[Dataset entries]
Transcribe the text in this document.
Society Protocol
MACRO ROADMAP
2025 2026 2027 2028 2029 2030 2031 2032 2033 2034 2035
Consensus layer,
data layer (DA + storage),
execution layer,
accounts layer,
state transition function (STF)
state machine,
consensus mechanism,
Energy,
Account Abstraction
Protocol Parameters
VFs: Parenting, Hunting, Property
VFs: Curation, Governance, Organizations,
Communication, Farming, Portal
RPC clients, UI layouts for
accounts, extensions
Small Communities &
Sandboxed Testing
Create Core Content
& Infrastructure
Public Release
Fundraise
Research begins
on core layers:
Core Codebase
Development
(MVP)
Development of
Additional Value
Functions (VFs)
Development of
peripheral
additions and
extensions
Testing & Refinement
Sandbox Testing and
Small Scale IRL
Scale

JOB. Each entry above is to be set down again in exactly the same words.

TASK OUTPUT.
Transcribe the text in this document.
Society Protocol
MACRO ROADMAP
2025 2026 2027 2028 2029 2030 2031 2032 2033 2034 2035
Consensus layer,
data layer (DA + storage),
execution layer,
accounts layer,
state transition function (STF)
state machine,
consensus mechanism,
Energy,
Account Abstraction
Protocol Parameters
VFs: Parenting, Hunting, Property
VFs: Curation, Governance, Organizations,
Communication, Farming, Portal
RPC clients, UI layouts for
accounts, extensions
Small Communities &
Sandboxed Testing
Create Core Content
& Infrastructure
Public Release
Fundraise
Research begins
on core layers:
Core Codebase
Development
(MVP)
Development of
Additional Value
Functions (VFs)
Development of
peripheral
additions and
extensions
Testing & Refinement
Sandbox Testing and
Small Scale IRL
Scale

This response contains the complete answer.